What you will do. Look through the lines of the material and count those containing "VETERINARY". Give that count alone.
▽
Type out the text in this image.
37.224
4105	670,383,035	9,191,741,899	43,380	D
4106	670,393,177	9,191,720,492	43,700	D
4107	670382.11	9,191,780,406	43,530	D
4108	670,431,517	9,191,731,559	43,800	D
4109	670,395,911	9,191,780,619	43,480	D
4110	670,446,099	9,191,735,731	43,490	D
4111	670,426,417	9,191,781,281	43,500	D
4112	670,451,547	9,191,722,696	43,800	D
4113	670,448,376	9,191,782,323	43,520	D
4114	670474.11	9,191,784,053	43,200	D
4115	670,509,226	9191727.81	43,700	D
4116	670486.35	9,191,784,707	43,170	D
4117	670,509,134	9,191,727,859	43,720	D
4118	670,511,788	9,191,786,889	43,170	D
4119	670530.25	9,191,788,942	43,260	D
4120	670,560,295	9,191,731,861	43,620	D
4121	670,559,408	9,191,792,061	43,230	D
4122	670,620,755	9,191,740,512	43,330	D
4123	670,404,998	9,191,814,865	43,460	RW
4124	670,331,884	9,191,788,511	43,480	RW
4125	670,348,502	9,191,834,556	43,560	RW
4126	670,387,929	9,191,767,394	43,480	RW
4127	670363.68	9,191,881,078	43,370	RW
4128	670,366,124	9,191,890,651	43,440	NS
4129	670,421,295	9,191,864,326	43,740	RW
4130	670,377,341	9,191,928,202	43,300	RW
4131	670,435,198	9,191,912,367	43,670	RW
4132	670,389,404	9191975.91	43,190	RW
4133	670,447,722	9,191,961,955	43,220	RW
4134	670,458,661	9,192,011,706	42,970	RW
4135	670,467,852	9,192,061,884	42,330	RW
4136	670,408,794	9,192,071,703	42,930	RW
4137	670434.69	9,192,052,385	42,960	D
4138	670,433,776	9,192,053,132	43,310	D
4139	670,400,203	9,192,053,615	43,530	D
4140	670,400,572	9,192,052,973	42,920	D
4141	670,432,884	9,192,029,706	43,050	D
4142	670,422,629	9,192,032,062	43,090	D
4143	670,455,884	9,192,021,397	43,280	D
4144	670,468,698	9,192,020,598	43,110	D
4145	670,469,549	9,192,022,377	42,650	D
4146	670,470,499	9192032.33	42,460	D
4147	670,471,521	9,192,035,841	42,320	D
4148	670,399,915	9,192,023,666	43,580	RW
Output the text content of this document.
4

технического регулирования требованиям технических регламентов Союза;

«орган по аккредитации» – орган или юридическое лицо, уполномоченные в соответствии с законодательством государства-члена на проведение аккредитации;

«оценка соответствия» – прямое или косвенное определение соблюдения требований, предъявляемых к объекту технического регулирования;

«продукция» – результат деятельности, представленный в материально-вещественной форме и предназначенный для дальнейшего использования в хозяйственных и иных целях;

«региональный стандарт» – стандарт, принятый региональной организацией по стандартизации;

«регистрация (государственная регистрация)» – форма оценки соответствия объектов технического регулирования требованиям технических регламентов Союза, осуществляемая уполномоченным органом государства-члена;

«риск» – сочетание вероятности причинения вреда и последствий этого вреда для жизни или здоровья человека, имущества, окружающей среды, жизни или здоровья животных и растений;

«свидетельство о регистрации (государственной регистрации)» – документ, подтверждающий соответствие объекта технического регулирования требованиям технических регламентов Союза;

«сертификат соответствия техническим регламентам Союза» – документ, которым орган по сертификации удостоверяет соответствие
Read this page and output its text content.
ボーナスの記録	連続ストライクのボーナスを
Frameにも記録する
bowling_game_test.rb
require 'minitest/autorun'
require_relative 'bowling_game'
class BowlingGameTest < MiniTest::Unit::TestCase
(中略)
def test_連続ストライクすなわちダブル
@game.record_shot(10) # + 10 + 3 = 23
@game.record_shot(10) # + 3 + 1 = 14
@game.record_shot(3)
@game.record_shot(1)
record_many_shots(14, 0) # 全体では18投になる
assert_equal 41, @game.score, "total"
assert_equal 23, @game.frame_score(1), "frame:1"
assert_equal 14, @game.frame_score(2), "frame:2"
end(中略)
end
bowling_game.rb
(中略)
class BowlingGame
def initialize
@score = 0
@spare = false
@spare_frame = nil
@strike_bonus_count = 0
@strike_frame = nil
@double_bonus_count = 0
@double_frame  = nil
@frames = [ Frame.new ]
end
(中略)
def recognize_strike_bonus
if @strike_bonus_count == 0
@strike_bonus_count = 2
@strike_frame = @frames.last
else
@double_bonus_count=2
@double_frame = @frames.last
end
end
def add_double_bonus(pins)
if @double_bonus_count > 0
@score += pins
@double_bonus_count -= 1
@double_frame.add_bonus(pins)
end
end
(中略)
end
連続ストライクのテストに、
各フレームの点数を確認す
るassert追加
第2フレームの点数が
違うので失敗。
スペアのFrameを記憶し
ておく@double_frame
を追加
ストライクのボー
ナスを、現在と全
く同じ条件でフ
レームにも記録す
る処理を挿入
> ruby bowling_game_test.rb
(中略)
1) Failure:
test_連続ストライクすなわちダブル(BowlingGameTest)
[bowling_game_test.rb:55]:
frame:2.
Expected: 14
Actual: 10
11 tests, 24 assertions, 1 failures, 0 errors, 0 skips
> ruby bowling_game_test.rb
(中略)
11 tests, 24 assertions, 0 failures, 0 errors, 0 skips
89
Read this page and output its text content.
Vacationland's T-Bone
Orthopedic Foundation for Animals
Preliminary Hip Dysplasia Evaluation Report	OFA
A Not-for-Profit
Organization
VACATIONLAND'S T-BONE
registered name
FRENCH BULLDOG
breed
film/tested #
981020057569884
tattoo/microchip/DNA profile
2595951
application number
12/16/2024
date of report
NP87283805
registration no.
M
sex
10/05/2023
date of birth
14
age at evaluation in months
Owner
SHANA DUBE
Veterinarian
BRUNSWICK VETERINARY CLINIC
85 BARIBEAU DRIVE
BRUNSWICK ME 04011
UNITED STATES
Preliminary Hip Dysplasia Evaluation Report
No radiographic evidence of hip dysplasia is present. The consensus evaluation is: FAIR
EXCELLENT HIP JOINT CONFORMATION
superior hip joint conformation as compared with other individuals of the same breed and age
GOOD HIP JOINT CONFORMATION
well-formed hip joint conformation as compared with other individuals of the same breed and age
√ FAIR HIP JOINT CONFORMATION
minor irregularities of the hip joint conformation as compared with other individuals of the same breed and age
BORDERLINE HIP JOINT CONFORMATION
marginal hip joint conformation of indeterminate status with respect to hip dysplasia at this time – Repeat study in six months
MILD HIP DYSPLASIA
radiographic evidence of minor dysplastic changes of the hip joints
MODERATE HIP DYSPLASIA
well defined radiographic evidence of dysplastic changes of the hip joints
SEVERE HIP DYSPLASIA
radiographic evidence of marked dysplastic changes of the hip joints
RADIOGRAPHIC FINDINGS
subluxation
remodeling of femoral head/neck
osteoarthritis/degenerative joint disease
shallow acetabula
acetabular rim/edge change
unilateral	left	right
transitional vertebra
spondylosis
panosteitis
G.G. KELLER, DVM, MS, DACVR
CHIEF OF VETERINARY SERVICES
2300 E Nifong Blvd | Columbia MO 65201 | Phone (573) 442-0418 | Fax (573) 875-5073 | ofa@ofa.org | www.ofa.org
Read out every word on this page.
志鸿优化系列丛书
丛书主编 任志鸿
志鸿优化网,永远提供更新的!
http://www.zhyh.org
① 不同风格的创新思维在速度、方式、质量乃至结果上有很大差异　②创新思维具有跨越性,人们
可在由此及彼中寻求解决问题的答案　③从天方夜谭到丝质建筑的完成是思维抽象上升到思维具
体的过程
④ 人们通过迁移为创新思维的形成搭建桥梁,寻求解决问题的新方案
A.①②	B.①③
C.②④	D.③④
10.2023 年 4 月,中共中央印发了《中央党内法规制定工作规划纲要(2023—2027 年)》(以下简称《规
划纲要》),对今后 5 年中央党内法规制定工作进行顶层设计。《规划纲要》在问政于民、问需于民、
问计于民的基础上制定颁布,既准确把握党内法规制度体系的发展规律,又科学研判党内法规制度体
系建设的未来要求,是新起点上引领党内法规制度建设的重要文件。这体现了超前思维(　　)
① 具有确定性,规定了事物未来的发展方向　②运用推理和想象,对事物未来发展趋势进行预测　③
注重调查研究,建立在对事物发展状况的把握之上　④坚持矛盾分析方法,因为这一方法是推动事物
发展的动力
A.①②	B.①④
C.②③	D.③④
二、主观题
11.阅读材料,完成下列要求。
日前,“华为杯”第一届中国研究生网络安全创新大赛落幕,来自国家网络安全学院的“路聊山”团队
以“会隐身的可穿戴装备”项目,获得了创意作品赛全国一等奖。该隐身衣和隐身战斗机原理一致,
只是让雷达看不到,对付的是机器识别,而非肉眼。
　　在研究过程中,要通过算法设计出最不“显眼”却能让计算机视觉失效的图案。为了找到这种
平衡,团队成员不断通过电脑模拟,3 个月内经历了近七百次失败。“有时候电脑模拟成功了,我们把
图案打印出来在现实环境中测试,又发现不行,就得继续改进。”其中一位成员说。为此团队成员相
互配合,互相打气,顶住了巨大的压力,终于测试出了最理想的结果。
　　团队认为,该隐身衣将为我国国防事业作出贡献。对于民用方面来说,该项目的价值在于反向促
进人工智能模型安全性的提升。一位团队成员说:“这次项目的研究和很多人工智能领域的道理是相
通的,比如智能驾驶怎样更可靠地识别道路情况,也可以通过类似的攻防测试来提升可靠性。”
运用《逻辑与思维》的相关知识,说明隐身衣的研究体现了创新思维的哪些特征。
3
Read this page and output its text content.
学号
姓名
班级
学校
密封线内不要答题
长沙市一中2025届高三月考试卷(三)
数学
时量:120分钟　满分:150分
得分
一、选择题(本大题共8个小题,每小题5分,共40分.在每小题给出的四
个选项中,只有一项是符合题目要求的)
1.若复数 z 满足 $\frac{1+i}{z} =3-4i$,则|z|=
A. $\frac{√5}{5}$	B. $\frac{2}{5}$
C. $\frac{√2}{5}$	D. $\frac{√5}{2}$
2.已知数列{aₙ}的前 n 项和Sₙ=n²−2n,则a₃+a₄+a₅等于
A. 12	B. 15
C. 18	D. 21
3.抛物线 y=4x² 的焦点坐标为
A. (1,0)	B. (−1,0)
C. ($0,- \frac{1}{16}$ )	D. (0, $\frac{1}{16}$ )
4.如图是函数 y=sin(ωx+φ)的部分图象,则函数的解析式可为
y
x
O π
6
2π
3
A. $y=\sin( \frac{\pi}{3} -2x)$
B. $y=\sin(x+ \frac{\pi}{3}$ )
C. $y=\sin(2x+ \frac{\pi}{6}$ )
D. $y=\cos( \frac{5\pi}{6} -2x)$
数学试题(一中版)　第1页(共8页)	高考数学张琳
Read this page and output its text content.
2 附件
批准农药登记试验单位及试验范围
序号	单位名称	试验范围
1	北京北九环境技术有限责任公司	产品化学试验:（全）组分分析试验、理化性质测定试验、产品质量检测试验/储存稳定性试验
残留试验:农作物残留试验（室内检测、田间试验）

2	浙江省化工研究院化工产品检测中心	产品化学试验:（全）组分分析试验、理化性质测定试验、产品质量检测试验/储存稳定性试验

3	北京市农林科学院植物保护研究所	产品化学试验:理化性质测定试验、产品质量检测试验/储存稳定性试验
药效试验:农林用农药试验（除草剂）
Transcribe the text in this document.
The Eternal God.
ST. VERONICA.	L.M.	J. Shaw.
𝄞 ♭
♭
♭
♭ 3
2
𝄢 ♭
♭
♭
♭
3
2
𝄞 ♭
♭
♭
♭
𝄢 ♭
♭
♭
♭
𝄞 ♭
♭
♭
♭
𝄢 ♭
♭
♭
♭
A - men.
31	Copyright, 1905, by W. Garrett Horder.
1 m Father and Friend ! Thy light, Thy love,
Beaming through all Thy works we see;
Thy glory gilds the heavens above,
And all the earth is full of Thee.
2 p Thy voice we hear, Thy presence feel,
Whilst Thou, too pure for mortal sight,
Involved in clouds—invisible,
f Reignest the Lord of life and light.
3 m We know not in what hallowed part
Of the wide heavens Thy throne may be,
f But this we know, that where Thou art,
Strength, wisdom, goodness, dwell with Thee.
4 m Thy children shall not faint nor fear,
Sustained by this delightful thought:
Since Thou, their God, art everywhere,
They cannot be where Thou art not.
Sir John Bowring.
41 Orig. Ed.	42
△
Task solution. 2